Written exercise => Restate the data exactly as given and keep the pictures out.

— START Record set —

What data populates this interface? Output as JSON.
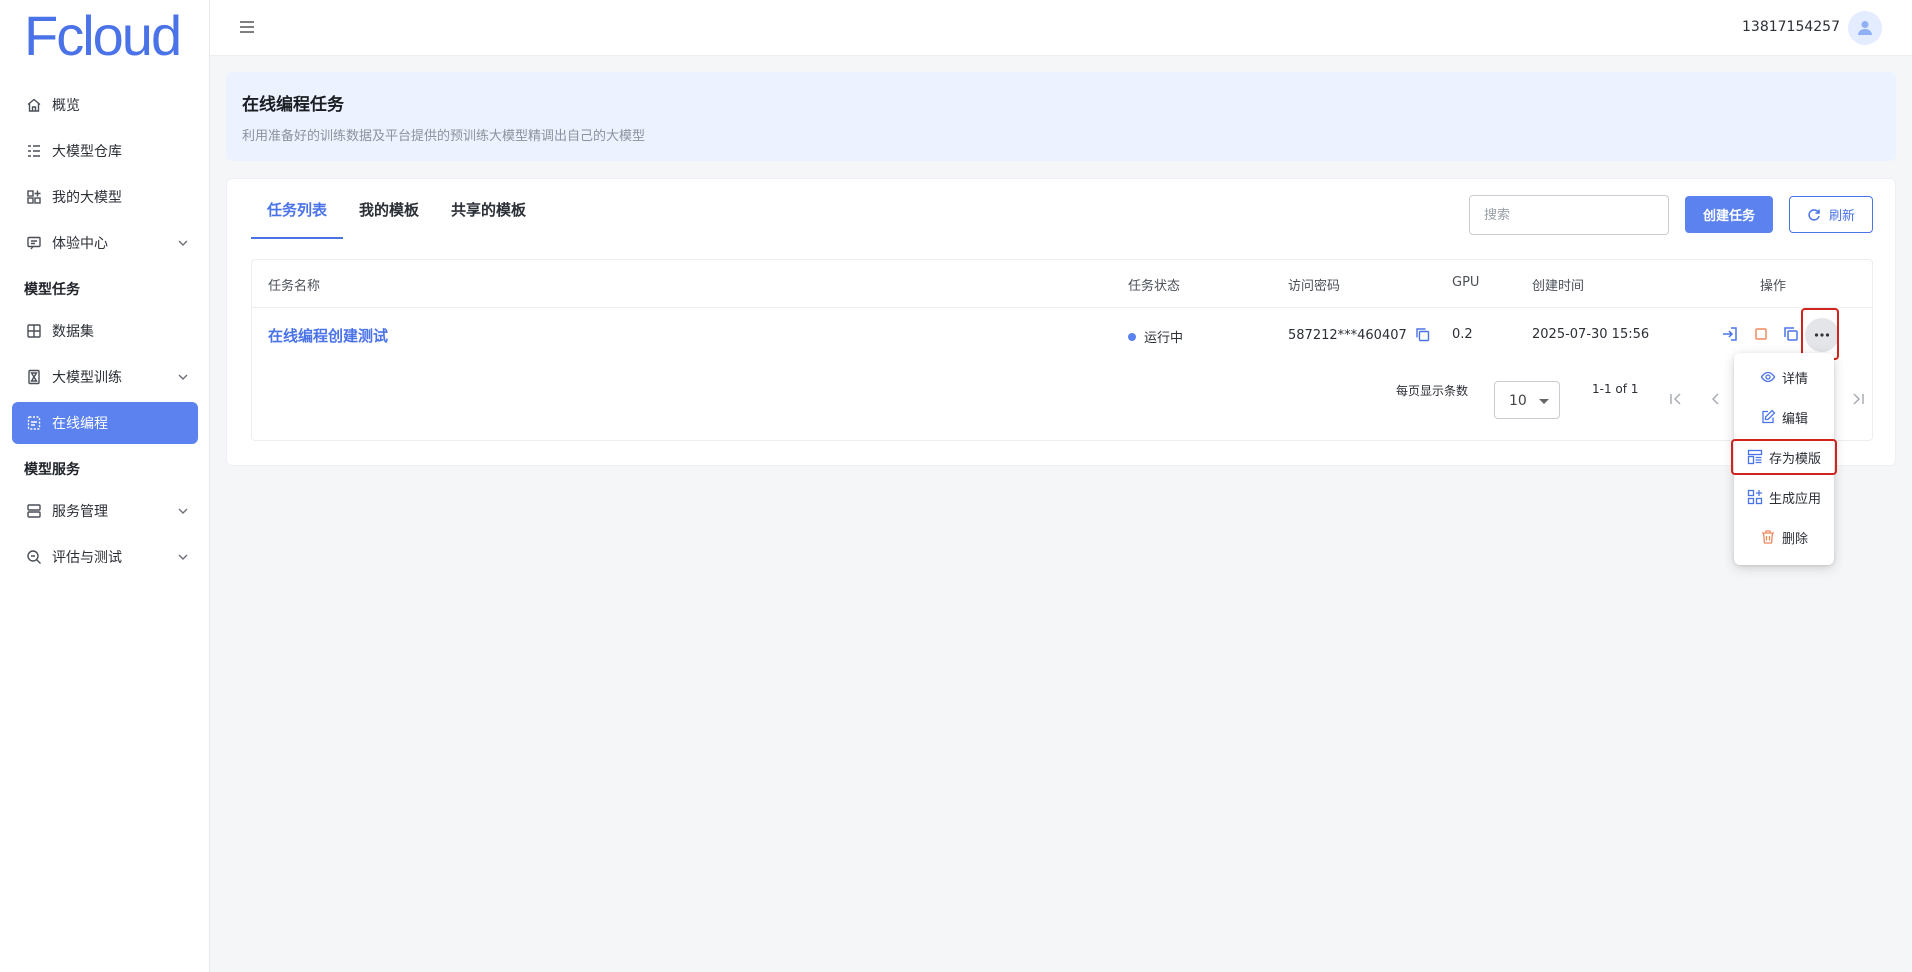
{
  "app": {
    "logo": "Fcloud",
    "user_phone": "13817154257"
  },
  "sidebar": {
    "items": [
      {
        "label": "概览"
      },
      {
        "label": "大模型仓库"
      },
      {
        "label": "我的大模型"
      },
      {
        "label": "体验中心"
      }
    ],
    "section_tasks": "模型任务",
    "task_items": [
      {
        "label": "数据集"
      },
      {
        "label": "大模型训练"
      },
      {
        "label": "在线编程"
      }
    ],
    "section_services": "模型服务",
    "service_items": [
      {
        "label": "服务管理"
      },
      {
        "label": "评估与测试"
      }
    ]
  },
  "hero": {
    "title": "在线编程任务",
    "subtitle": "利用准备好的训练数据及平台提供的预训练大模型精调出自己的大模型"
  },
  "tabs": [
    {
      "label": "任务列表"
    },
    {
      "label": "我的模板"
    },
    {
      "label": "共享的模板"
    }
  ],
  "toolbar": {
    "search_placeholder": "搜索",
    "create_label": "创建任务",
    "refresh_label": "刷新"
  },
  "table": {
    "columns": [
      "任务名称",
      "任务状态",
      "访问密码",
      "GPU",
      "创建时间",
      "操作"
    ],
    "rows": [
      {
        "name": "在线编程创建测试",
        "status": "运行中",
        "password": "587212***460407",
        "gpu": "0.2",
        "created": "2025-07-30 15:56"
      }
    ]
  },
  "pagination": {
    "page_size_label": "每页显示条数",
    "page_size": "10",
    "range": "1-1 of 1"
  },
  "dropdown": {
    "items": [
      {
        "label": "详情"
      },
      {
        "label": "编辑"
      },
      {
        "label": "存为模版"
      },
      {
        "label": "生成应用"
      },
      {
        "label": "删除"
      }
    ]
  },
  "colors": {
    "accent": "#4a73e8",
    "active_nav": "#5b82ee",
    "highlight": "#d0251c",
    "stop_icon": "#f08a5d",
    "delete_icon": "#f08a5d"
  }
}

— END Record set —

Task output =>
What data populates this interface? Output as JSON.
{
  "app": {
    "logo": "Fcloud",
    "user_phone": "13817154257"
  },
  "sidebar": {
    "items": [
      {
        "label": "概览"
      },
      {
        "label": "大模型仓库"
      },
      {
        "label": "我的大模型"
      },
      {
        "label": "体验中心"
      }
    ],
    "section_tasks": "模型任务",
    "task_items": [
      {
        "label": "数据集"
      },
      {
        "label": "大模型训练"
      },
      {
        "label": "在线编程"
      }
    ],
    "section_services": "模型服务",
    "service_items": [
      {
        "label": "服务管理"
      },
      {
        "label": "评估与测试"
      }
    ]
  },
  "hero": {
    "title": "在线编程任务",
    "subtitle": "利用准备好的训练数据及平台提供的预训练大模型精调出自己的大模型"
  },
  "tabs": [
    {
      "label": "任务列表"
    },
    {
      "label": "我的模板"
    },
    {
      "label": "共享的模板"
    }
  ],
  "toolbar": {
    "search_placeholder": "搜索",
    "create_label": "创建任务",
    "refresh_label": "刷新"
  },
  "table": {
    "columns": [
      "任务名称",
      "任务状态",
      "访问密码",
      "GPU",
      "创建时间",
      "操作"
    ],
    "rows": [
      {
        "name": "在线编程创建测试",
        "status": "运行中",
        "password": "587212***460407",
        "gpu": "0.2",
        "created": "2025-07-30 15:56"
      }
    ]
  },
  "pagination": {
    "page_size_label": "每页显示条数",
    "page_size": "10",
    "range": "1-1 of 1"
  },
  "dropdown": {
    "items": [
      {
        "label": "详情"
      },
      {
        "label": "编辑"
      },
      {
        "label": "存为模版"
      },
      {
        "label": "生成应用"
      },
      {
        "label": "删除"
      }
    ]
  },
  "colors": {
    "accent": "#4a73e8",
    "active_nav": "#5b82ee",
    "highlight": "#d0251c",
    "stop_icon": "#f08a5d",
    "delete_icon": "#f08a5d"
  }
}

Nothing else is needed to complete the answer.